- **WORK INSTRUCTIONS**
In the records that follow, locate every line with "xlabel" and extract it.

====== GIVEN RECORDS

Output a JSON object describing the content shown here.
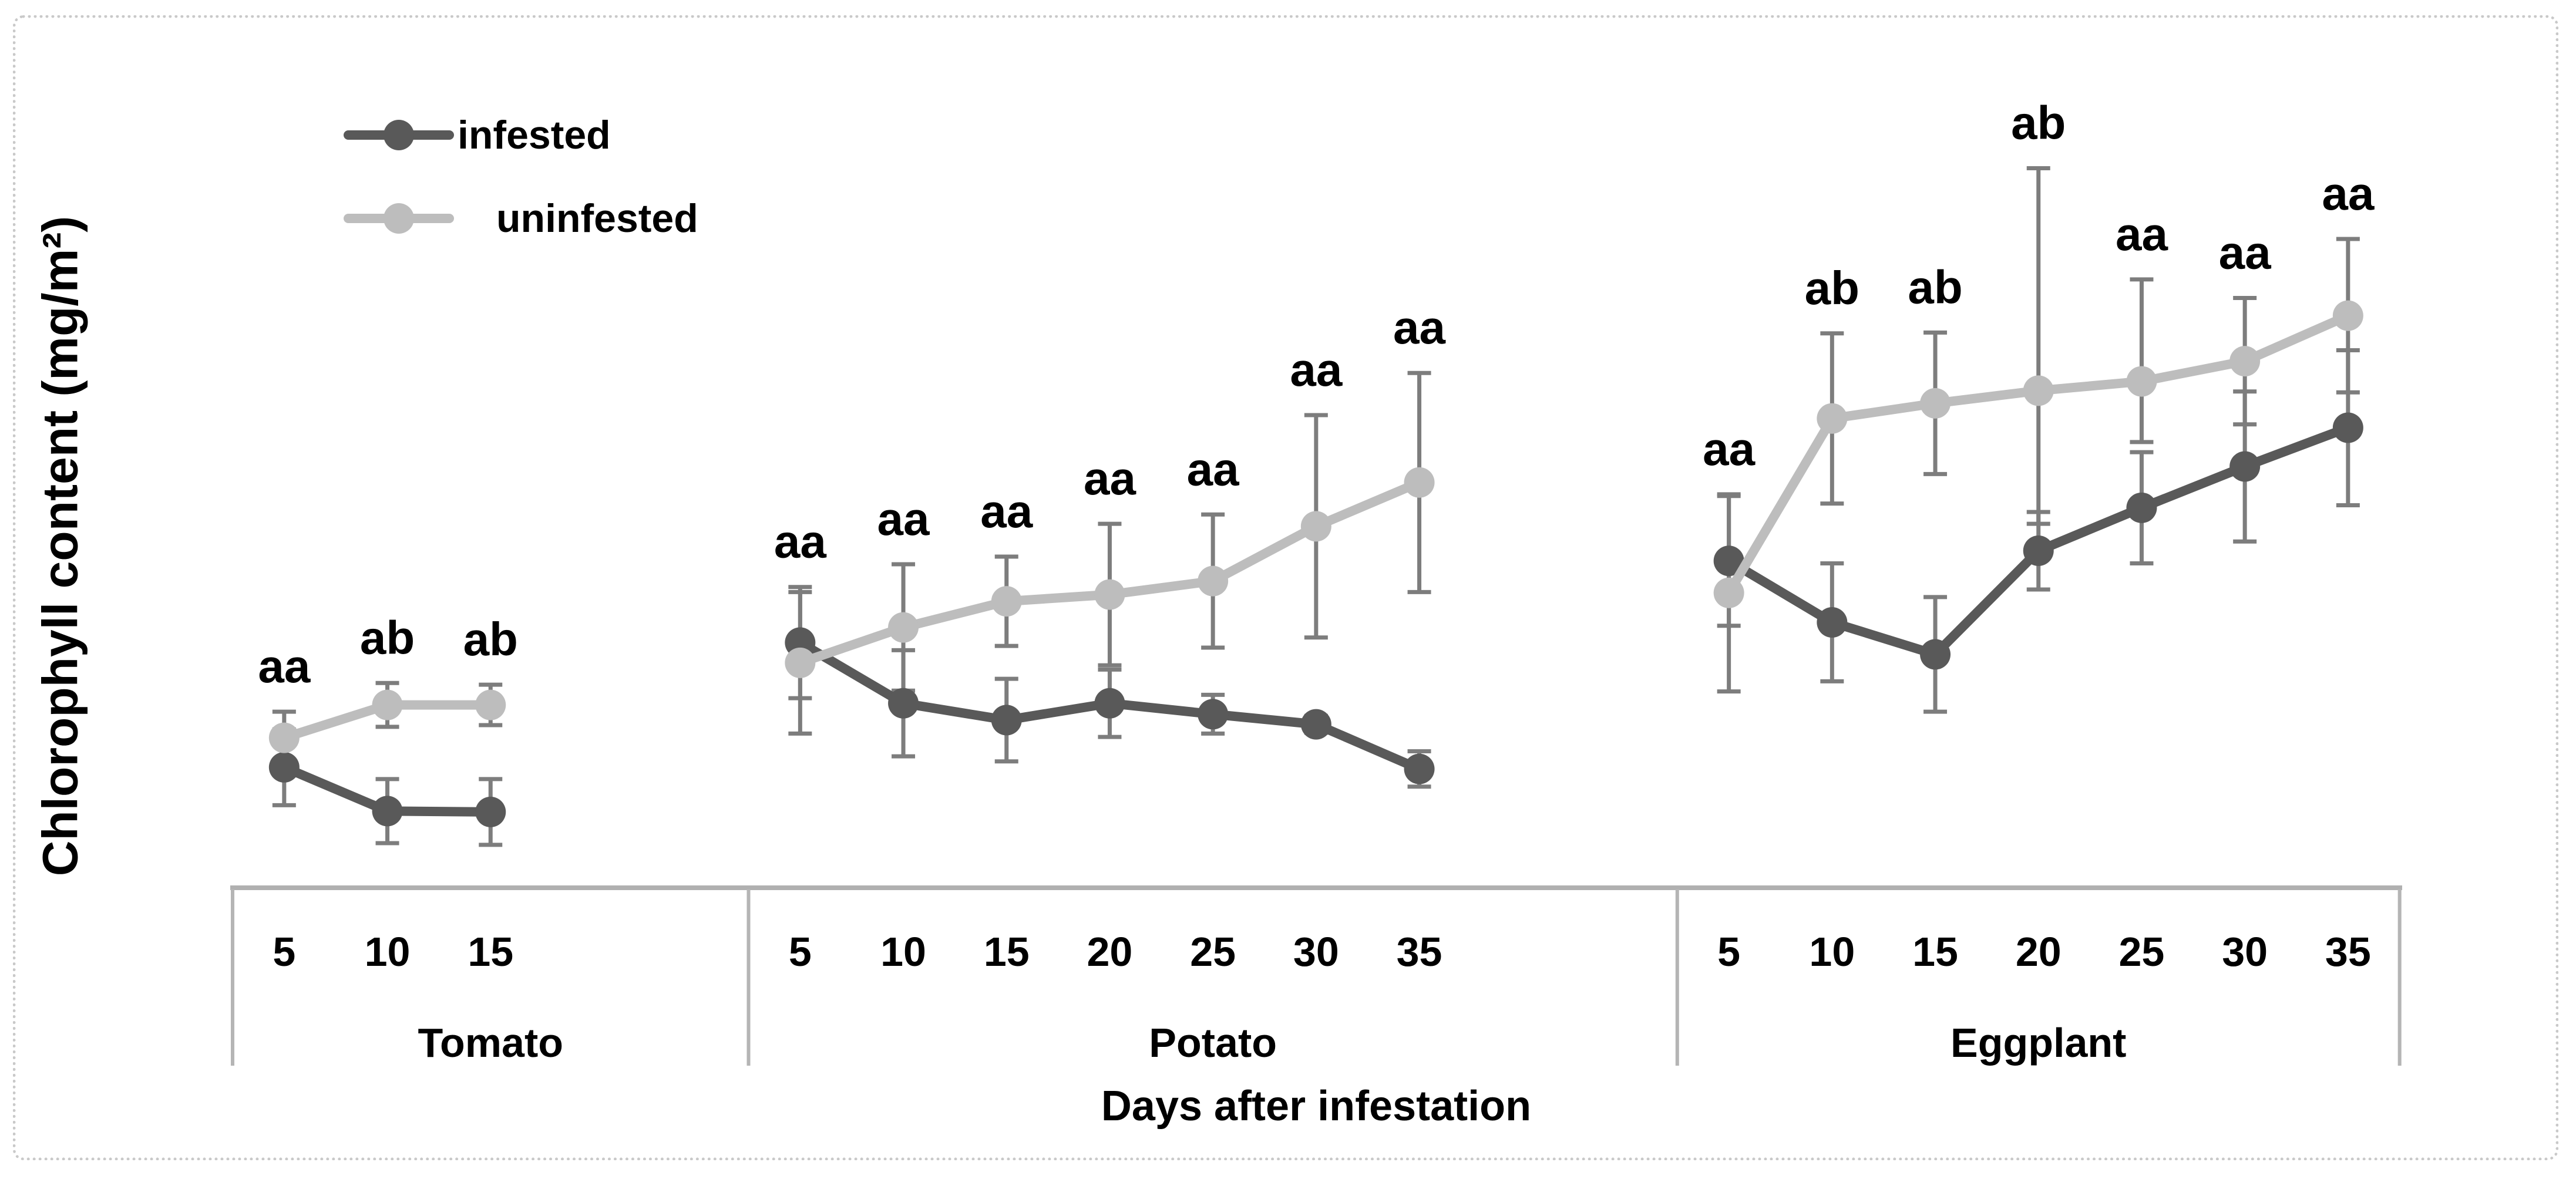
{
  "legend": {
    "items": [
      {
        "label": "infested",
        "series": "infested"
      },
      {
        "label": "uninfested",
        "series": "uninfested"
      }
    ]
  },
  "series_colors": {
    "infested": "#595959",
    "uninfested": "#bdbdbd"
  },
  "style_colors": {
    "error_bar": "#7d7d7d",
    "axis_line": "#b0b0b0",
    "divider": "#b5b5b5",
    "frame_border": "#c9c9c9",
    "text": "#000000"
  },
  "chart_data": {
    "type": "line",
    "title": "",
    "ylabel": "Chlorophyll content (mg/m²)",
    "xlabel": "Days after infestation",
    "value_axis_note": "y axis shows no numeric scale; values estimated as percent of plot height above the category axis",
    "ylim": [
      0,
      100
    ],
    "grid": false,
    "legend_position": "top-left inset",
    "groups": [
      {
        "name": "Tomato",
        "categories": [
          "5",
          "10",
          "15"
        ],
        "sig_labels": [
          "aa",
          "ab",
          "ab"
        ],
        "series": [
          {
            "name": "infested",
            "values": [
              14.3,
              9.1,
              9.0
            ],
            "err_up": [
              4.5,
              3.8,
              3.9
            ],
            "err_down": [
              4.5,
              3.8,
              3.9
            ]
          },
          {
            "name": "uninfested",
            "values": [
              17.8,
              21.7,
              21.7
            ],
            "err_up": [
              3.1,
              2.6,
              2.4
            ],
            "err_down": [
              3.1,
              2.6,
              2.4
            ]
          }
        ]
      },
      {
        "name": "Potato",
        "categories": [
          "5",
          "10",
          "15",
          "20",
          "25",
          "30",
          "35"
        ],
        "sig_labels": [
          "aa",
          "aa",
          "aa",
          "aa",
          "aa",
          "aa",
          "aa"
        ],
        "series": [
          {
            "name": "infested",
            "values": [
              29.1,
              21.9,
              19.9,
              21.9,
              20.6,
              19.4,
              14.1
            ],
            "err_up": [
              6.6,
              6.3,
              4.9,
              4.0,
              2.3,
              1.0,
              2.1
            ],
            "err_down": [
              6.6,
              6.3,
              4.9,
              4.0,
              2.3,
              1.0,
              2.1
            ]
          },
          {
            "name": "uninfested",
            "values": [
              26.7,
              30.9,
              34.0,
              34.8,
              36.4,
              42.9,
              48.1
            ],
            "err_up": [
              8.4,
              7.5,
              5.3,
              8.4,
              7.9,
              13.2,
              13.0
            ],
            "err_down": [
              8.4,
              7.5,
              5.3,
              8.4,
              7.9,
              13.2,
              13.0
            ]
          }
        ]
      },
      {
        "name": "Eggplant",
        "categories": [
          "5",
          "10",
          "15",
          "20",
          "25",
          "30",
          "35"
        ],
        "sig_labels": [
          "aa",
          "ab",
          "ab",
          "ab",
          "aa",
          "aa",
          "aa"
        ],
        "series": [
          {
            "name": "infested",
            "values": [
              38.8,
              31.5,
              27.7,
              40.0,
              45.1,
              50.0,
              54.6
            ],
            "err_up": [
              7.7,
              7.0,
              6.8,
              4.6,
              6.6,
              8.9,
              9.2
            ],
            "err_down": [
              7.7,
              7.0,
              6.8,
              4.6,
              6.6,
              8.9,
              9.2
            ]
          },
          {
            "name": "uninfested",
            "values": [
              35.0,
              55.7,
              57.5,
              59.0,
              60.1,
              62.5,
              67.9
            ],
            "err_up": [
              11.7,
              10.1,
              8.4,
              26.4,
              12.1,
              7.5,
              9.1
            ],
            "err_down": [
              11.7,
              10.1,
              8.4,
              15.8,
              7.2,
              7.5,
              9.1
            ]
          }
        ]
      }
    ]
  }
}
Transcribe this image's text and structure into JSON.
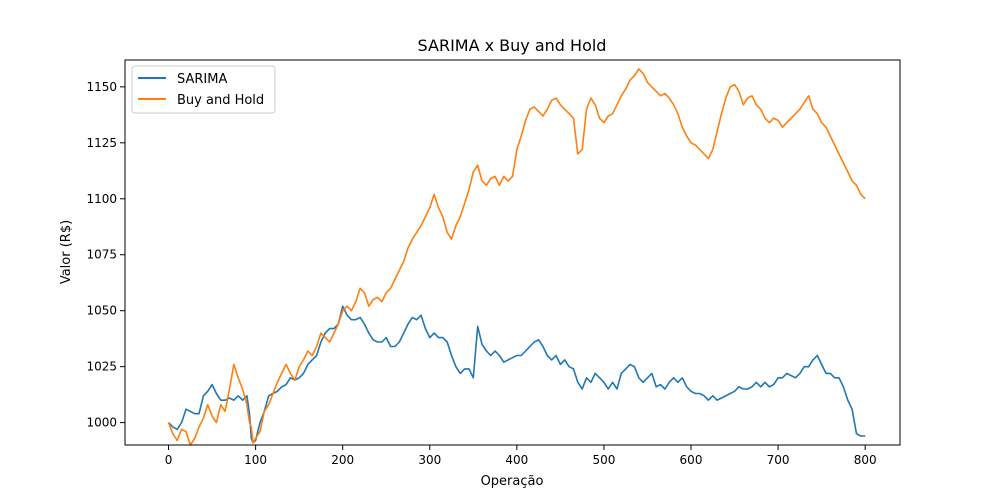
{
  "chart_data": {
    "type": "line",
    "title": "SARIMA x Buy and Hold",
    "xlabel": "Operação",
    "ylabel": "Valor (R$)",
    "xlim": [
      -50,
      840
    ],
    "ylim": [
      990,
      1162
    ],
    "xticks": [
      0,
      100,
      200,
      300,
      400,
      500,
      600,
      700,
      800
    ],
    "yticks": [
      1000,
      1025,
      1050,
      1075,
      1100,
      1125,
      1150
    ],
    "grid": false,
    "legend_position": "top-left",
    "series": [
      {
        "name": "SARIMA",
        "color": "#1f77b4",
        "x": [
          0,
          5,
          10,
          15,
          20,
          25,
          30,
          35,
          40,
          45,
          50,
          55,
          60,
          65,
          70,
          75,
          80,
          85,
          90,
          93,
          95,
          97,
          100,
          105,
          110,
          115,
          120,
          125,
          130,
          135,
          140,
          145,
          150,
          155,
          160,
          165,
          170,
          175,
          180,
          185,
          190,
          195,
          200,
          205,
          210,
          215,
          220,
          225,
          230,
          235,
          240,
          245,
          250,
          255,
          260,
          265,
          270,
          275,
          280,
          285,
          290,
          295,
          300,
          305,
          310,
          315,
          320,
          325,
          330,
          335,
          340,
          345,
          350,
          355,
          360,
          365,
          370,
          375,
          380,
          385,
          390,
          395,
          400,
          405,
          410,
          415,
          420,
          425,
          430,
          435,
          440,
          445,
          450,
          455,
          460,
          465,
          470,
          475,
          480,
          485,
          490,
          495,
          500,
          505,
          510,
          515,
          520,
          525,
          530,
          535,
          540,
          545,
          550,
          555,
          560,
          565,
          570,
          575,
          580,
          585,
          590,
          595,
          600,
          605,
          610,
          615,
          620,
          625,
          630,
          635,
          640,
          645,
          650,
          655,
          660,
          665,
          670,
          675,
          680,
          685,
          690,
          695,
          700,
          705,
          710,
          715,
          720,
          725,
          730,
          735,
          740,
          745,
          750,
          755,
          760,
          765,
          770,
          775,
          780,
          785,
          790,
          795,
          800
        ],
        "values": [
          1000,
          998,
          997,
          1000,
          1006,
          1005,
          1004,
          1004,
          1012,
          1014,
          1017,
          1013,
          1010,
          1010,
          1011,
          1010,
          1012,
          1010,
          1012,
          1004,
          993,
          991,
          992,
          1000,
          1005,
          1012,
          1013,
          1014,
          1016,
          1017,
          1020,
          1019,
          1020,
          1022,
          1026,
          1028,
          1030,
          1036,
          1040,
          1042,
          1042,
          1044,
          1052,
          1048,
          1046,
          1046,
          1047,
          1044,
          1040,
          1037,
          1036,
          1036,
          1038,
          1034,
          1034,
          1036,
          1040,
          1044,
          1047,
          1046,
          1048,
          1042,
          1038,
          1040,
          1038,
          1038,
          1036,
          1030,
          1025,
          1022,
          1024,
          1024,
          1020,
          1043,
          1035,
          1032,
          1030,
          1032,
          1030,
          1027,
          1028,
          1029,
          1030,
          1030,
          1032,
          1034,
          1036,
          1037,
          1034,
          1030,
          1028,
          1030,
          1026,
          1028,
          1025,
          1024,
          1018,
          1015,
          1020,
          1018,
          1022,
          1020,
          1018,
          1015,
          1018,
          1015,
          1022,
          1024,
          1026,
          1025,
          1020,
          1018,
          1020,
          1022,
          1016,
          1017,
          1015,
          1018,
          1020,
          1018,
          1020,
          1016,
          1014,
          1013,
          1013,
          1012,
          1010,
          1012,
          1010,
          1011,
          1012,
          1013,
          1014,
          1016,
          1015,
          1015,
          1016,
          1018,
          1016,
          1018,
          1016,
          1017,
          1020,
          1020,
          1022,
          1021,
          1020,
          1022,
          1025,
          1025,
          1028,
          1030,
          1026,
          1022,
          1022,
          1020,
          1020,
          1016,
          1010,
          1006,
          995,
          994,
          994
        ]
      },
      {
        "name": "Buy and Hold",
        "color": "#ff7f0e",
        "x": [
          0,
          5,
          10,
          15,
          20,
          25,
          30,
          35,
          40,
          45,
          50,
          55,
          60,
          65,
          70,
          75,
          80,
          85,
          90,
          93,
          95,
          97,
          100,
          105,
          110,
          115,
          120,
          125,
          130,
          135,
          140,
          145,
          150,
          155,
          160,
          165,
          170,
          175,
          180,
          185,
          190,
          195,
          200,
          205,
          210,
          215,
          220,
          225,
          230,
          235,
          240,
          245,
          250,
          255,
          260,
          265,
          270,
          275,
          280,
          285,
          290,
          295,
          300,
          305,
          310,
          315,
          320,
          325,
          330,
          335,
          340,
          345,
          350,
          355,
          360,
          365,
          370,
          375,
          380,
          385,
          390,
          395,
          400,
          405,
          410,
          415,
          420,
          425,
          430,
          435,
          440,
          445,
          450,
          455,
          460,
          465,
          470,
          475,
          480,
          485,
          490,
          495,
          500,
          505,
          510,
          515,
          520,
          525,
          530,
          535,
          540,
          545,
          550,
          555,
          560,
          565,
          570,
          575,
          580,
          585,
          590,
          595,
          600,
          605,
          610,
          615,
          620,
          625,
          630,
          635,
          640,
          645,
          650,
          655,
          660,
          665,
          670,
          675,
          680,
          685,
          690,
          695,
          700,
          705,
          710,
          715,
          720,
          725,
          730,
          735,
          740,
          745,
          750,
          755,
          760,
          765,
          770,
          775,
          780,
          785,
          790,
          795,
          800
        ],
        "values": [
          1000,
          995,
          992,
          997,
          996,
          990,
          993,
          998,
          1002,
          1008,
          1003,
          1000,
          1008,
          1005,
          1015,
          1026,
          1020,
          1015,
          1008,
          1000,
          998,
          991,
          993,
          996,
          1005,
          1008,
          1013,
          1018,
          1022,
          1026,
          1022,
          1019,
          1025,
          1028,
          1032,
          1030,
          1034,
          1040,
          1038,
          1036,
          1040,
          1044,
          1050,
          1052,
          1050,
          1054,
          1060,
          1058,
          1052,
          1055,
          1056,
          1054,
          1058,
          1060,
          1064,
          1068,
          1072,
          1078,
          1082,
          1085,
          1088,
          1092,
          1096,
          1102,
          1096,
          1092,
          1085,
          1082,
          1088,
          1092,
          1098,
          1104,
          1112,
          1115,
          1108,
          1106,
          1109,
          1110,
          1106,
          1110,
          1108,
          1110,
          1122,
          1128,
          1135,
          1140,
          1141,
          1139,
          1137,
          1140,
          1144,
          1145,
          1142,
          1140,
          1138,
          1136,
          1120,
          1122,
          1140,
          1145,
          1142,
          1136,
          1134,
          1137,
          1138,
          1142,
          1146,
          1149,
          1153,
          1155,
          1158,
          1156,
          1152,
          1150,
          1148,
          1146,
          1147,
          1145,
          1142,
          1138,
          1132,
          1128,
          1125,
          1124,
          1122,
          1120,
          1118,
          1122,
          1130,
          1138,
          1145,
          1150,
          1151,
          1148,
          1142,
          1145,
          1146,
          1142,
          1140,
          1136,
          1134,
          1136,
          1135,
          1132,
          1134,
          1136,
          1138,
          1140,
          1143,
          1146,
          1140,
          1138,
          1134,
          1132,
          1128,
          1124,
          1120,
          1116,
          1112,
          1108,
          1106,
          1102,
          1100
        ]
      }
    ]
  }
}
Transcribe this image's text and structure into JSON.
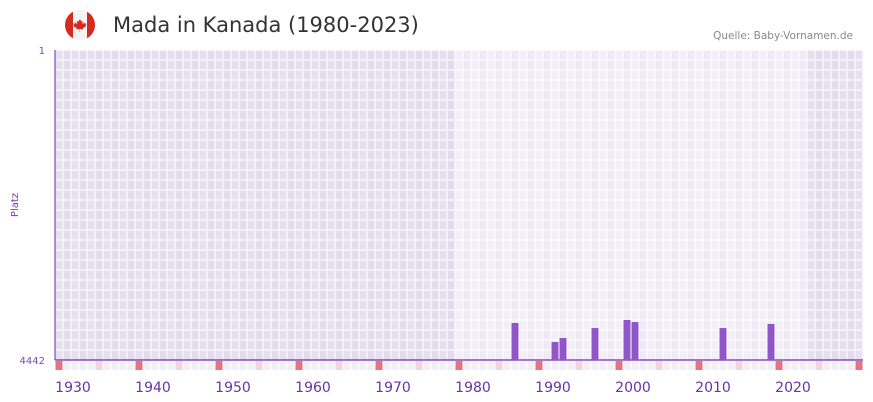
{
  "header": {
    "title": "Mada in Kanada (1980-2023)",
    "source": "Quelle: Baby-Vornamen.de",
    "flag_icon": "canada-flag-icon"
  },
  "chart_data": {
    "type": "bar",
    "title": "Mada in Kanada (1980-2023)",
    "ylabel": "Platz",
    "ylim": [
      4442,
      1
    ],
    "y_ticks": [
      "1",
      "4442"
    ],
    "xlim": [
      1928,
      2028
    ],
    "x_ticks": [
      "1930",
      "1940",
      "1950",
      "1960",
      "1970",
      "1980",
      "1990",
      "2000",
      "2010",
      "2020"
    ],
    "highlight_range": [
      1978,
      2021
    ],
    "x": [
      1985,
      1990,
      1991,
      1995,
      1999,
      2000,
      2011,
      2017
    ],
    "values": [
      3912,
      4184,
      4127,
      3984,
      3869,
      3898,
      3984,
      3926
    ],
    "colors": {
      "bar": "#8e56c8",
      "axis": "#6a2aa8",
      "decade": "#e57480",
      "halfdecade": "#f3d5df"
    },
    "grid": true
  }
}
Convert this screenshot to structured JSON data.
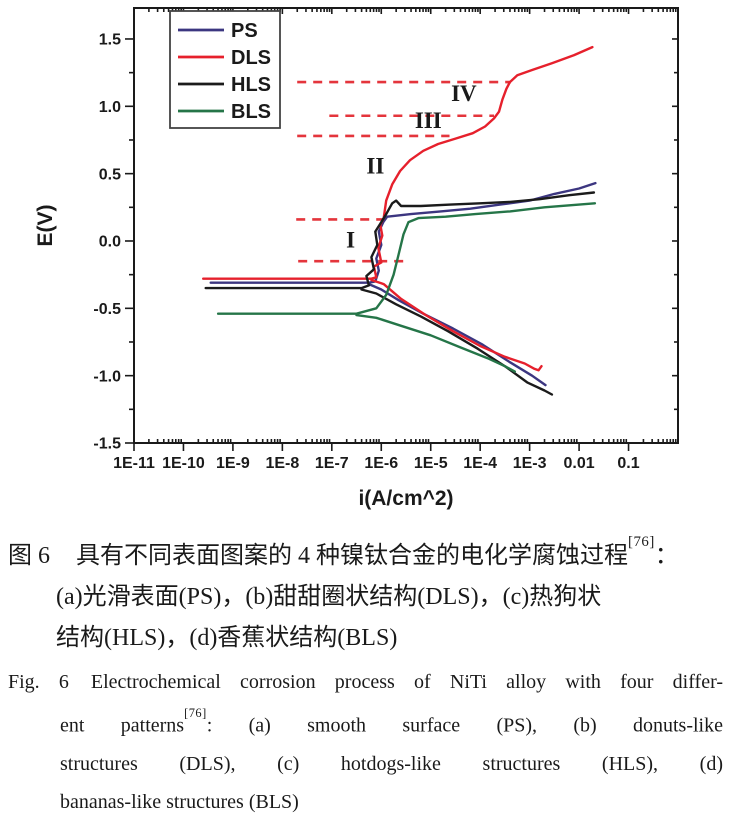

============

- **WRITTEN RESPONSE**
    "xlabel": "Days after infestation",
    "xlabel": "Operação",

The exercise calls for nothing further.